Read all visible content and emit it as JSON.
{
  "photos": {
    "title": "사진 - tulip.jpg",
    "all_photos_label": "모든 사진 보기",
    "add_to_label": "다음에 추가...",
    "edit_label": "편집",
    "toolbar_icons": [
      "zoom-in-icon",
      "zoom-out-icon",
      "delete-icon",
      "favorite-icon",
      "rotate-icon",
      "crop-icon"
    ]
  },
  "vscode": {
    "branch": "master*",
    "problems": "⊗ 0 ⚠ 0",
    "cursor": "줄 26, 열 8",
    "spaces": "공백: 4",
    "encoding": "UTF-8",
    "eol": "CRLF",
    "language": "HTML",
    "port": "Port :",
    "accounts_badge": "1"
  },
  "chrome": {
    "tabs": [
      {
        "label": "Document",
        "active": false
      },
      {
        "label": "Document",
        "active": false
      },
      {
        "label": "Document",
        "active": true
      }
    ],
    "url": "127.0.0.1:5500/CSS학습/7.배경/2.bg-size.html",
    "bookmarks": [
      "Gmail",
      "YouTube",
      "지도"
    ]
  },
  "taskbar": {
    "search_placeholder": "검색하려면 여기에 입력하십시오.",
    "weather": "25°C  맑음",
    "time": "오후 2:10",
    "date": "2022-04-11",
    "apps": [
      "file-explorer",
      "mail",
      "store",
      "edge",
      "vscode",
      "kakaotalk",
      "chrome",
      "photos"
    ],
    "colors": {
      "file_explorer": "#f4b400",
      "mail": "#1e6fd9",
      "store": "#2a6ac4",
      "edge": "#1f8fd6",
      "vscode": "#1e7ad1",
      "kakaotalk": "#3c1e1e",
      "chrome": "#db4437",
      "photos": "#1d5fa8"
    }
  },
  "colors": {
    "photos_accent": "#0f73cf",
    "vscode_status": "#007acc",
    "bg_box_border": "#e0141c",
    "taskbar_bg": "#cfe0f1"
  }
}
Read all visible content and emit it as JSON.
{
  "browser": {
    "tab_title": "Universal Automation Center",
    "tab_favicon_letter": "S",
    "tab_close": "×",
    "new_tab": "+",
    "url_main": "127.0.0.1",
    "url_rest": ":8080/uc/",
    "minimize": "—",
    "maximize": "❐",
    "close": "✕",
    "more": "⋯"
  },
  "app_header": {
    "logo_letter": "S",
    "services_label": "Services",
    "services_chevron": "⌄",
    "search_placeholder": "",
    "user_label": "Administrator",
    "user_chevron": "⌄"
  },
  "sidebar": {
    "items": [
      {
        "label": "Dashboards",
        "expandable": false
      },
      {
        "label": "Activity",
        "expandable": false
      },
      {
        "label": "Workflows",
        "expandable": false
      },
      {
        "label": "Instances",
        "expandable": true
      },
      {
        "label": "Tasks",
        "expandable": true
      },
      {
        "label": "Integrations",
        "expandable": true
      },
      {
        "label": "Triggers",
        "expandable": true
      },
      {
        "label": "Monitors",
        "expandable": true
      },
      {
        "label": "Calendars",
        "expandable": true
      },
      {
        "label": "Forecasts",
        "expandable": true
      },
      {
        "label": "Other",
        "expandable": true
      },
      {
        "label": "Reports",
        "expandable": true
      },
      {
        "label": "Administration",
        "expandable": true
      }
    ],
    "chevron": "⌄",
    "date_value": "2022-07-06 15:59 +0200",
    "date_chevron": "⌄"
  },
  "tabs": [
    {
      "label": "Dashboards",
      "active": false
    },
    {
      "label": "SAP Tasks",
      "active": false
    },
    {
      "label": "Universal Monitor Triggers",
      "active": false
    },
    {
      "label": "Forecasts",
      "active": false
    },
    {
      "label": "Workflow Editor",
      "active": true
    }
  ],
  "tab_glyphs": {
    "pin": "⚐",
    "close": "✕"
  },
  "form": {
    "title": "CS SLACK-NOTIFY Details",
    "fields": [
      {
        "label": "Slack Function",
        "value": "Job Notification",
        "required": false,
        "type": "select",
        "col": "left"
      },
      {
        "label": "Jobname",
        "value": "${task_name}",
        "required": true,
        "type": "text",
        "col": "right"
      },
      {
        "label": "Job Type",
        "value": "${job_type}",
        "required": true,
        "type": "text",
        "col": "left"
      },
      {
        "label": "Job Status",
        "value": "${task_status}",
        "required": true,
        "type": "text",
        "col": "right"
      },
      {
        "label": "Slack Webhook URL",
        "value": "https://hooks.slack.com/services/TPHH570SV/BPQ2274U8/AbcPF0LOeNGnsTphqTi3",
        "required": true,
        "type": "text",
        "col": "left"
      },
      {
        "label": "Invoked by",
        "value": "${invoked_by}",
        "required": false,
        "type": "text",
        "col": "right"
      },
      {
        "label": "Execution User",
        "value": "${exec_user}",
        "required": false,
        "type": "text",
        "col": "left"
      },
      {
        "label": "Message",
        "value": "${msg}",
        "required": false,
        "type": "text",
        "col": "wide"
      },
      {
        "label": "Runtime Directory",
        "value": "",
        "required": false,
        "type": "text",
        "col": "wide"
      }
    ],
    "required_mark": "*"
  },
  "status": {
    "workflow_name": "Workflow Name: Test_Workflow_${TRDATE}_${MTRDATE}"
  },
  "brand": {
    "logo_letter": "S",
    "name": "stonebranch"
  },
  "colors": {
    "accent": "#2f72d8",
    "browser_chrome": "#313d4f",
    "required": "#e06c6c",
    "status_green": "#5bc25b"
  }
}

....................

**TASK PROMPT**. Take the lines above and print them exactly.

**WRITTEN ANSWER**.
Read all visible content and emit it as JSON.
{
  "photos": {
    "title": "사진 - tulip.jpg",
    "all_photos_label": "모든 사진 보기",
    "add_to_label": "다음에 추가...",
    "edit_label": "편집",
    "toolbar_icons": [
      "zoom-in-icon",
      "zoom-out-icon",
      "delete-icon",
      "favorite-icon",
      "rotate-icon",
      "crop-icon"
    ]
  },
  "vscode": {
    "branch": "master*",
    "problems": "⊗ 0 ⚠ 0",
    "cursor": "줄 26, 열 8",
    "spaces": "공백: 4",
    "encoding": "UTF-8",
    "eol": "CRLF",
    "language": "HTML",
    "port": "Port :",
    "accounts_badge": "1"
  },
  "chrome": {
    "tabs": [
      {
        "label": "Document",
        "active": false
      },
      {
        "label": "Document",
        "active": false
      },
      {
        "label": "Document",
        "active": true
      }
    ],
    "url": "127.0.0.1:5500/CSS학습/7.배경/2.bg-size.html",
    "bookmarks": [
      "Gmail",
      "YouTube",
      "지도"
    ]
  },
  "taskbar": {
    "search_placeholder": "검색하려면 여기에 입력하십시오.",
    "weather": "25°C  맑음",
    "time": "오후 2:10",
    "date": "2022-04-11",
    "apps": [
      "file-explorer",
      "mail",
      "store",
      "edge",
      "vscode",
      "kakaotalk",
      "chrome",
      "photos"
    ],
    "colors": {
      "file_explorer": "#f4b400",
      "mail": "#1e6fd9",
      "store": "#2a6ac4",
      "edge": "#1f8fd6",
      "vscode": "#1e7ad1",
      "kakaotalk": "#3c1e1e",
      "chrome": "#db4437",
      "photos": "#1d5fa8"
    }
  },
  "colors": {
    "photos_accent": "#0f73cf",
    "vscode_status": "#007acc",
    "bg_box_border": "#e0141c",
    "taskbar_bg": "#cfe0f1"
  }
}
Read all visible content and emit it as JSON.
{
  "browser": {
    "tab_title": "Universal Automation Center",
    "tab_favicon_letter": "S",
    "tab_close": "×",
    "new_tab": "+",
    "url_main": "127.0.0.1",
    "url_rest": ":8080/uc/",
    "minimize": "—",
    "maximize": "❐",
    "close": "✕",
    "more": "⋯"
  },
  "app_header": {
    "logo_letter": "S",
    "services_label": "Services",
    "services_chevron": "⌄",
    "search_placeholder": "",
    "user_label": "Administrator",
    "user_chevron": "⌄"
  },
  "sidebar": {
    "items": [
      {
        "label": "Dashboards",
        "expandable": false
      },
      {
        "label": "Activity",
        "expandable": false
      },
      {
        "label": "Workflows",
        "expandable": false
      },
      {
        "label": "Instances",
        "expandable": true
      },
      {
        "label": "Tasks",
        "expandable": true
      },
      {
        "label": "Integrations",
        "expandable": true
      },
      {
        "label": "Triggers",
        "expandable": true
      },
      {
        "label": "Monitors",
        "expandable": true
      },
      {
        "label": "Calendars",
        "expandable": true
      },
      {
        "label": "Forecasts",
        "expandable": true
      },
      {
        "label": "Other",
        "expandable": true
      },
      {
        "label": "Reports",
        "expandable": true
      },
      {
        "label": "Administration",
        "expandable": true
      }
    ],
    "chevron": "⌄",
    "date_value": "2022-07-06 15:59 +0200",
    "date_chevron": "⌄"
  },
  "tabs": [
    {
      "label": "Dashboards",
      "active": false
    },
    {
      "label": "SAP Tasks",
      "active": false
    },
    {
      "label": "Universal Monitor Triggers",
      "active": false
    },
    {
      "label": "Forecasts",
      "active": false
    },
    {
      "label": "Workflow Editor",
      "active": true
    }
  ],
  "tab_glyphs": {
    "pin": "⚐",
    "close": "✕"
  },
  "form": {
    "title": "CS SLACK-NOTIFY Details",
    "fields": [
      {
        "label": "Slack Function",
        "value": "Job Notification",
        "required": false,
        "type": "select",
        "col": "left"
      },
      {
        "label": "Jobname",
        "value": "${task_name}",
        "required": true,
        "type": "text",
        "col": "right"
      },
      {
        "label": "Job Type",
        "value": "${job_type}",
        "required": true,
        "type": "text",
        "col": "left"
      },
      {
        "label": "Job Status",
        "value": "${task_status}",
        "required": true,
        "type": "text",
        "col": "right"
      },
      {
        "label": "Slack Webhook URL",
        "value": "https://hooks.slack.com/services/TPHH570SV/BPQ2274U8/AbcPF0LOeNGnsTphqTi3",
        "required": true,
        "type": "text",
        "col": "left"
      },
      {
        "label": "Invoked by",
        "value": "${invoked_by}",
        "required": false,
        "type": "text",
        "col": "right"
      },
      {
        "label": "Execution User",
        "value": "${exec_user}",
        "required": false,
        "type": "text",
        "col": "left"
      },
      {
        "label": "Message",
        "value": "${msg}",
        "required": false,
        "type": "text",
        "col": "wide"
      },
      {
        "label": "Runtime Directory",
        "value": "",
        "required": false,
        "type": "text",
        "col": "wide"
      }
    ],
    "required_mark": "*"
  },
  "status": {
    "workflow_name": "Workflow Name: Test_Workflow_${TRDATE}_${MTRDATE}"
  },
  "brand": {
    "logo_letter": "S",
    "name": "stonebranch"
  },
  "colors": {
    "accent": "#2f72d8",
    "browser_chrome": "#313d4f",
    "required": "#e06c6c",
    "status_green": "#5bc25b"
  }
}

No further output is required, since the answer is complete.